Data items
---*---

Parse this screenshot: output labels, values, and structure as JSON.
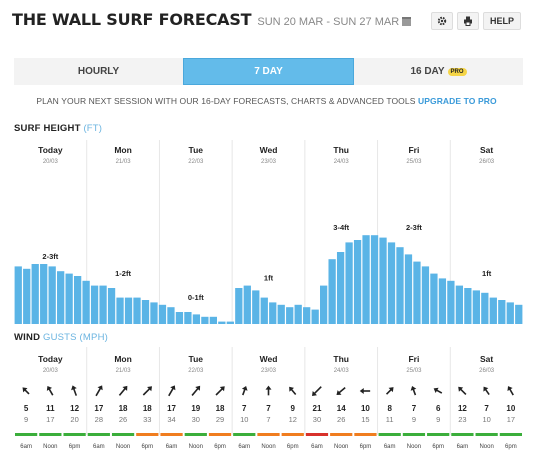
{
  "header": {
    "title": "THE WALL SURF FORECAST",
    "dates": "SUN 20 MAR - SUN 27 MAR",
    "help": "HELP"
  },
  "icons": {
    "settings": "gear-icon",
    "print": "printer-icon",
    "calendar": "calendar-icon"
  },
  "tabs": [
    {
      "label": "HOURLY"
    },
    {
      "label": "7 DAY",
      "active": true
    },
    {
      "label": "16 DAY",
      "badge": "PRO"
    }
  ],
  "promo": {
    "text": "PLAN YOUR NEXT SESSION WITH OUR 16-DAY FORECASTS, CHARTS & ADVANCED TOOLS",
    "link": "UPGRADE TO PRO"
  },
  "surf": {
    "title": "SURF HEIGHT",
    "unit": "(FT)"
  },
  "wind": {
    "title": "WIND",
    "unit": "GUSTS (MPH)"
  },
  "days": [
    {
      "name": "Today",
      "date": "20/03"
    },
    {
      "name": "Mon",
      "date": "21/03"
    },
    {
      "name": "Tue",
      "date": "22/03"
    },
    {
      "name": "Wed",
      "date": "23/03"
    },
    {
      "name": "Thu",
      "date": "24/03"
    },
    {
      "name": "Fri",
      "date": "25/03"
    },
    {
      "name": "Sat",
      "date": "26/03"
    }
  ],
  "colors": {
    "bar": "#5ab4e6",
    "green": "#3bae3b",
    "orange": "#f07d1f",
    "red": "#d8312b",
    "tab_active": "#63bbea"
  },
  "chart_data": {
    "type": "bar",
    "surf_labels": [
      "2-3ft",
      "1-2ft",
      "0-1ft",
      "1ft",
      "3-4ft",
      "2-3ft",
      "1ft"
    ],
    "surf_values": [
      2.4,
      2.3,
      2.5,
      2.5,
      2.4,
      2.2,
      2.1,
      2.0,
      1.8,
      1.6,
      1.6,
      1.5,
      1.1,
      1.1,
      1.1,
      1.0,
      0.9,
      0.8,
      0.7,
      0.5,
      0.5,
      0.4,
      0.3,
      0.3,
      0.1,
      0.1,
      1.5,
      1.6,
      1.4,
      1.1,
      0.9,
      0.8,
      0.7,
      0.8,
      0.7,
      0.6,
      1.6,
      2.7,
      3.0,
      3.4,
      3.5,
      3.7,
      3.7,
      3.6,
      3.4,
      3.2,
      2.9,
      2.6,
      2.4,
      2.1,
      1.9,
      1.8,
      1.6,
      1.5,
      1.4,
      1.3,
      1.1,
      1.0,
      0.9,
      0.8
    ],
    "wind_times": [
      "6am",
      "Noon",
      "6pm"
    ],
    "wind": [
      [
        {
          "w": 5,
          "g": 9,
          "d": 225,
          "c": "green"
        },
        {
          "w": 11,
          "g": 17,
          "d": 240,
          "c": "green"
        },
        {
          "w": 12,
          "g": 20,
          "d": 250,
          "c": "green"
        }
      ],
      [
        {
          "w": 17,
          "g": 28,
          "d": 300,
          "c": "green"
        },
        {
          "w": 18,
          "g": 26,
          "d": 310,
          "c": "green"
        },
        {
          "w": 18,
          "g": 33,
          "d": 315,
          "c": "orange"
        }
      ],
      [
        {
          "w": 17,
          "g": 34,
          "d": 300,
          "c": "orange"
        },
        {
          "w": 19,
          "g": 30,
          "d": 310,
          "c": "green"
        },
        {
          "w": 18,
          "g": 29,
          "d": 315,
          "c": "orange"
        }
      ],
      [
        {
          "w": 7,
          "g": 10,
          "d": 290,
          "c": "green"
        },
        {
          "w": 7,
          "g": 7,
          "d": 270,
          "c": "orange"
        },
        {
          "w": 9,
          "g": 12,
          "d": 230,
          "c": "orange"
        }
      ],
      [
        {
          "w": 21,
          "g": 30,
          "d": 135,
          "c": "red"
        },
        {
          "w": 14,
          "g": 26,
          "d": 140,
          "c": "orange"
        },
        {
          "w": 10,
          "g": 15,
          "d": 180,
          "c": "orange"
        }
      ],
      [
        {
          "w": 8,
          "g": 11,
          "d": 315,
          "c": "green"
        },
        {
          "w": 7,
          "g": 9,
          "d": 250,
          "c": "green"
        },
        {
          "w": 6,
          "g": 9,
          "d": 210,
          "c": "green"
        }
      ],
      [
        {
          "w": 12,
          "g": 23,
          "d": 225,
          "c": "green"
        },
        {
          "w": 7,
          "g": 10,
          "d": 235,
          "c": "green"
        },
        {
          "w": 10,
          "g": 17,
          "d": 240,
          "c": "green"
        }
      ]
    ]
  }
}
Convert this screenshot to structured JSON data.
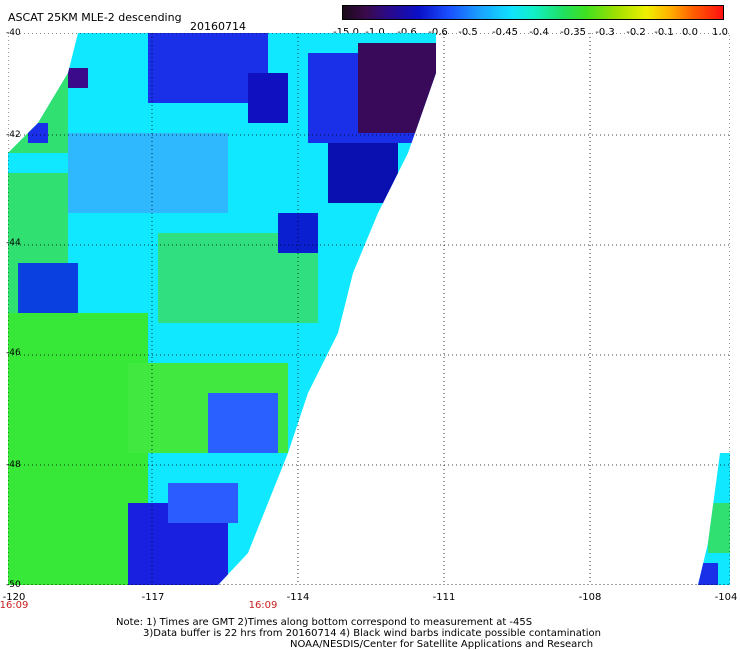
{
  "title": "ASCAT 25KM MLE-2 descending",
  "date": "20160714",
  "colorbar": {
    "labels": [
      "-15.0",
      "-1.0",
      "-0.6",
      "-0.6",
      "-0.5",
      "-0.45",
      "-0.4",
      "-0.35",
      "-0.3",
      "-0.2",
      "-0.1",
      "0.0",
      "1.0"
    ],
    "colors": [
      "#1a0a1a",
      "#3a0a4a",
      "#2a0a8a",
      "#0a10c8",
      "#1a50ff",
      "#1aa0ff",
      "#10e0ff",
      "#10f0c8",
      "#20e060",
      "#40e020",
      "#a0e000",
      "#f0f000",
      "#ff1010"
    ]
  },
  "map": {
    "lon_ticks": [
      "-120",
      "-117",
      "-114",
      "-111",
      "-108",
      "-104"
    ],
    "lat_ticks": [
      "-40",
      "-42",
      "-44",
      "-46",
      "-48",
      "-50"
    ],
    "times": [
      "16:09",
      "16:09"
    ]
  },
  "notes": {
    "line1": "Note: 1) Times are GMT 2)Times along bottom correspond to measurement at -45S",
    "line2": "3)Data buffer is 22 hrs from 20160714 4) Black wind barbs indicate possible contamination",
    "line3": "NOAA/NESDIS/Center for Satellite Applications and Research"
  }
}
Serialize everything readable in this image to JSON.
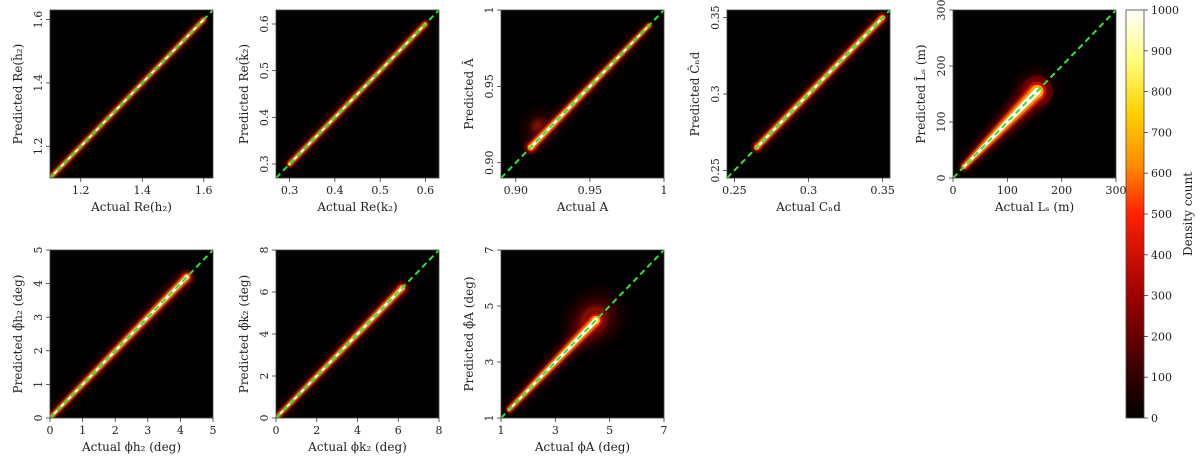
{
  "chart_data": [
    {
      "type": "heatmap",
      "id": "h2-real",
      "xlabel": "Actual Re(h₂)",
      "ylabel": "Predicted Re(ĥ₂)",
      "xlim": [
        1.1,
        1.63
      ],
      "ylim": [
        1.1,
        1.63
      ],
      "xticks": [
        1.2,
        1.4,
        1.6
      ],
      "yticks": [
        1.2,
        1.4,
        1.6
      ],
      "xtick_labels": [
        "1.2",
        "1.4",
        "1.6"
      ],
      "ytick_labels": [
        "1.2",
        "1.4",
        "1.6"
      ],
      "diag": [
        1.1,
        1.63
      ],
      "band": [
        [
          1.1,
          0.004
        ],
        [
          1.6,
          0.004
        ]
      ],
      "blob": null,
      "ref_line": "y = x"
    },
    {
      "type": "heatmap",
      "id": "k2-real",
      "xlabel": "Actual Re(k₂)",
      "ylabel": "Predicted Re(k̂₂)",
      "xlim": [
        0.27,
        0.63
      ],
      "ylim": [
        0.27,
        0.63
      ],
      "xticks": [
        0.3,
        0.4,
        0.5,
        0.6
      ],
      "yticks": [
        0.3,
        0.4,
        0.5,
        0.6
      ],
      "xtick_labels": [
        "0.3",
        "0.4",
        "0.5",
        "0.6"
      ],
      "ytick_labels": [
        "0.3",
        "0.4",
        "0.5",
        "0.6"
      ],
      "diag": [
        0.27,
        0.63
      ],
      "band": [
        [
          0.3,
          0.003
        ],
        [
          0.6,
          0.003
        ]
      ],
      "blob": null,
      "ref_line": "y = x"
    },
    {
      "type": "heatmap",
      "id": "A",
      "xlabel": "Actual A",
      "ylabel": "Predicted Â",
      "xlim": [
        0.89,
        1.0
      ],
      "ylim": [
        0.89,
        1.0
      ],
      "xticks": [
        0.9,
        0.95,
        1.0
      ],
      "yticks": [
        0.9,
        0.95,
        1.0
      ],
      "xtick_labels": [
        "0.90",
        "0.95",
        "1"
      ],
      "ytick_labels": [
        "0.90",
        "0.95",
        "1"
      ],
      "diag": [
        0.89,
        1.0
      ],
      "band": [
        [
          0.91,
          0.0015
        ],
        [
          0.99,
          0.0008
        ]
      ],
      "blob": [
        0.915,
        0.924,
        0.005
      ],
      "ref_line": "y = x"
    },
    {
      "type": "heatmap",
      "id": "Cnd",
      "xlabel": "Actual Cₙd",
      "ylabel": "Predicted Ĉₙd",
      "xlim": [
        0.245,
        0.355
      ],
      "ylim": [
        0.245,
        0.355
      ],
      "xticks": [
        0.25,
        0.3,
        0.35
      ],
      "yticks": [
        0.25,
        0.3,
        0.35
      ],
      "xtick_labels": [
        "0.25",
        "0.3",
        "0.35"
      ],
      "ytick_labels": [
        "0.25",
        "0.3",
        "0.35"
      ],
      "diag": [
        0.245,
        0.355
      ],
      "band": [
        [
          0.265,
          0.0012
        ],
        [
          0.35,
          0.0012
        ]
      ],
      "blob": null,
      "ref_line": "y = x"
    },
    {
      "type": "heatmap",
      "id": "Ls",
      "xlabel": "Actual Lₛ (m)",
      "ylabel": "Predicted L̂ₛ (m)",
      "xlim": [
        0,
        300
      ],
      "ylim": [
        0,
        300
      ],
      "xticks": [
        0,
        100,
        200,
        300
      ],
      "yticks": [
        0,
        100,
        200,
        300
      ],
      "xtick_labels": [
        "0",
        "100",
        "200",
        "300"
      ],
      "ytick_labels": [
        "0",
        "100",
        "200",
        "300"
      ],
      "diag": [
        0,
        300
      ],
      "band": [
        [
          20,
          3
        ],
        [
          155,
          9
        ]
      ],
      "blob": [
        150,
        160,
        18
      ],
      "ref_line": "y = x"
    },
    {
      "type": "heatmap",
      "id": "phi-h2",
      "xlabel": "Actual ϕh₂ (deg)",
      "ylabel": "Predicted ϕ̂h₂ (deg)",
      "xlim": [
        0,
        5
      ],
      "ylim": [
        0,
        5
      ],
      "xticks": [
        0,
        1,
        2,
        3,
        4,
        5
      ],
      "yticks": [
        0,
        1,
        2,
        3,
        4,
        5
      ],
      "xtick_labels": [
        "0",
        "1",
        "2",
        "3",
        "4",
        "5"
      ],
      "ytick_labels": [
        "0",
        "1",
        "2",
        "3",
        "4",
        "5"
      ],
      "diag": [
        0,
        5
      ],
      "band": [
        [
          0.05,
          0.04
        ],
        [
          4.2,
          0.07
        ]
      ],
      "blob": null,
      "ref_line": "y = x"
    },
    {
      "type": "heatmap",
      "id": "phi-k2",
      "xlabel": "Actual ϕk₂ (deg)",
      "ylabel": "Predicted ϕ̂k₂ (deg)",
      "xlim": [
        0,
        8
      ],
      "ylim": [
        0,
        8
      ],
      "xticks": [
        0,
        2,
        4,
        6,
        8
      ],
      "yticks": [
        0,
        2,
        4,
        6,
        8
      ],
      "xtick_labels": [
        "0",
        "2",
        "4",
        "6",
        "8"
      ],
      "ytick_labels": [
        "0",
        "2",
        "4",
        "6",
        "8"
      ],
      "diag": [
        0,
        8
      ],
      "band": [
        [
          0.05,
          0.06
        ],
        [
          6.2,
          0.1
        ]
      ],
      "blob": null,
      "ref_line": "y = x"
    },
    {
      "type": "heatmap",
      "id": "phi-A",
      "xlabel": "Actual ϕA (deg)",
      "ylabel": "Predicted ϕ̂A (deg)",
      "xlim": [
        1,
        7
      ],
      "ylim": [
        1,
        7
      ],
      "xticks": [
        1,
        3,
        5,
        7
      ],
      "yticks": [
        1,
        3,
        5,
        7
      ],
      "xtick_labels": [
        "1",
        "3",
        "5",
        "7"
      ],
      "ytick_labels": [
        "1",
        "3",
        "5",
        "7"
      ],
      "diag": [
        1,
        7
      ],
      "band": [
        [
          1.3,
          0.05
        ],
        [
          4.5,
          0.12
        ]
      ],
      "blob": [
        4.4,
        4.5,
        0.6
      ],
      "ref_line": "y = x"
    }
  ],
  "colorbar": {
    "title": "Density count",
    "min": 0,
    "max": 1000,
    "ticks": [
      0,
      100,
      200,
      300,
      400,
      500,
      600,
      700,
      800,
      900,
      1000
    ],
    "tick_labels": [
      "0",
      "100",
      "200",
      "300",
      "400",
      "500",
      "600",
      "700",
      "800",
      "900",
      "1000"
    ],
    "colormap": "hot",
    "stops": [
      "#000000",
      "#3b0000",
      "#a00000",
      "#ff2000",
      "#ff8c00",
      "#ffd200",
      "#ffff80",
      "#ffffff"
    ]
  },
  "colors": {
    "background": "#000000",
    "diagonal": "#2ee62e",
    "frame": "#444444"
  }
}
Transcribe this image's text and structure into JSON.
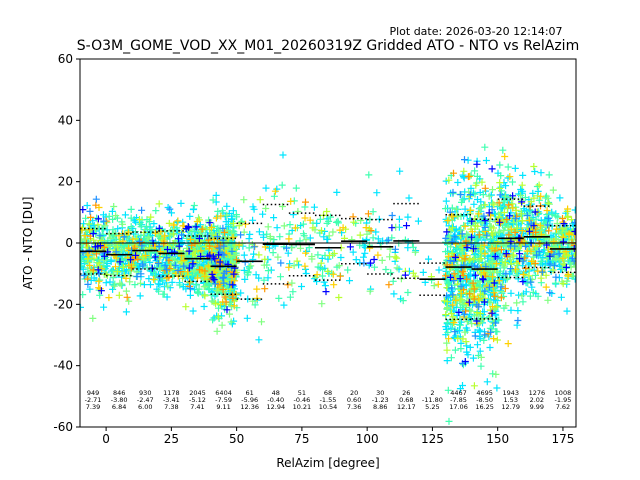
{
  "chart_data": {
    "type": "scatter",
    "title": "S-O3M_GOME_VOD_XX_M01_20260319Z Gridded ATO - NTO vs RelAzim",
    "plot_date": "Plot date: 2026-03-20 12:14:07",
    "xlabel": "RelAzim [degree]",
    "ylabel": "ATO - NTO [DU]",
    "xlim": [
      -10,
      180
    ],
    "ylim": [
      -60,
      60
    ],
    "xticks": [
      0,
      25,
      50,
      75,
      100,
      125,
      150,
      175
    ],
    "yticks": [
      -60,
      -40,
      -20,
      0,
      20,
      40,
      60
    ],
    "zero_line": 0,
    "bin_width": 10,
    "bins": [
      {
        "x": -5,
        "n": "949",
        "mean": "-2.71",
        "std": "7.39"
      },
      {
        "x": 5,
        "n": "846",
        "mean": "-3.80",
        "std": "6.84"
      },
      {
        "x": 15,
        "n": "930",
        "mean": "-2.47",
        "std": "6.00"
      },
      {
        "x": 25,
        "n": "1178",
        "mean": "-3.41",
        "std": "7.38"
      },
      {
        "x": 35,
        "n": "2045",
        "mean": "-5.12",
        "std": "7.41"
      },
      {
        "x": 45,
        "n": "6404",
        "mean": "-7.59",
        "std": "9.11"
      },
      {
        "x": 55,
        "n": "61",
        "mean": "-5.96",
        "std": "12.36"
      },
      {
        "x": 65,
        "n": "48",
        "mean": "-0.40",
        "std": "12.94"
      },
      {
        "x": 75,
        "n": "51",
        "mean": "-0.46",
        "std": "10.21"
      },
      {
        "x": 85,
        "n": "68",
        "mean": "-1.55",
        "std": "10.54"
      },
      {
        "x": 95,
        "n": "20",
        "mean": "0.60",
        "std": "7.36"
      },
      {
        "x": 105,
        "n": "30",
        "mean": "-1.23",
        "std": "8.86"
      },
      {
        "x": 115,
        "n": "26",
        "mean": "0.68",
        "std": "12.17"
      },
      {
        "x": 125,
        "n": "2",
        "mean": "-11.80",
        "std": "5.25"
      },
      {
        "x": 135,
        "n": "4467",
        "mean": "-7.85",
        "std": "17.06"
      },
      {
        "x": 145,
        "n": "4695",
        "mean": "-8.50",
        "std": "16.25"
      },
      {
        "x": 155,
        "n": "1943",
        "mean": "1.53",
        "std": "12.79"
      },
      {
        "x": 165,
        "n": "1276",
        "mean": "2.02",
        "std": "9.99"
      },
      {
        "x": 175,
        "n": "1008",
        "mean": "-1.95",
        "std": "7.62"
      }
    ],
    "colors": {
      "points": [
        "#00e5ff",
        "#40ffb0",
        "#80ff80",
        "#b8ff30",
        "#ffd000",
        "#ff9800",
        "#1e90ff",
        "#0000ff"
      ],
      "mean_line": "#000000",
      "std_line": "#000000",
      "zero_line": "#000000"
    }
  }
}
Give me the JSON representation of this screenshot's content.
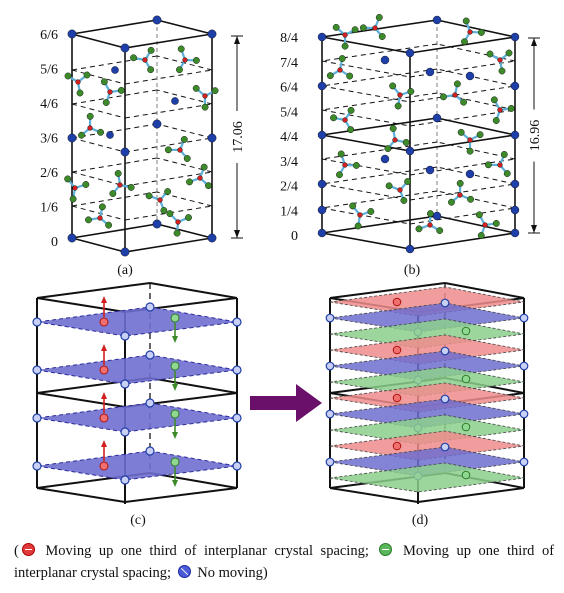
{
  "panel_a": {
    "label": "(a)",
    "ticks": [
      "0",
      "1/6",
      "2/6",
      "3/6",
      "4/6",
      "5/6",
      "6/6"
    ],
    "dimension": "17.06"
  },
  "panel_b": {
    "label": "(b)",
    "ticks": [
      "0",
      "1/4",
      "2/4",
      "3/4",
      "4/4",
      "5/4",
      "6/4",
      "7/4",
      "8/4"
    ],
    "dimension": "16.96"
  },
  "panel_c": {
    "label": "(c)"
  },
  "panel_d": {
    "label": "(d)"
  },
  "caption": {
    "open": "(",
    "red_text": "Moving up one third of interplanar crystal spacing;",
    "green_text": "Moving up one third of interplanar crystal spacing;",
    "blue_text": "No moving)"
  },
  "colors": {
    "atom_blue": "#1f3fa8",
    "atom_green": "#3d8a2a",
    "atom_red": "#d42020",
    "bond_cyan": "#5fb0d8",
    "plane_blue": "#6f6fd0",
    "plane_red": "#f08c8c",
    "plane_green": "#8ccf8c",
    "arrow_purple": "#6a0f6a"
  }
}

---*---

Work to complete: Pick out the lines that include the word "JSON" and write them out.

Result below:
Parse this screenshot: output labels, values, and structure as JSON.
Convert this screenshot to structured JSON data.
Serialize everything readable in this image to JSON.
Transcribe this image's text and structure into JSON.
Give me the JSON representation of this screenshot's content.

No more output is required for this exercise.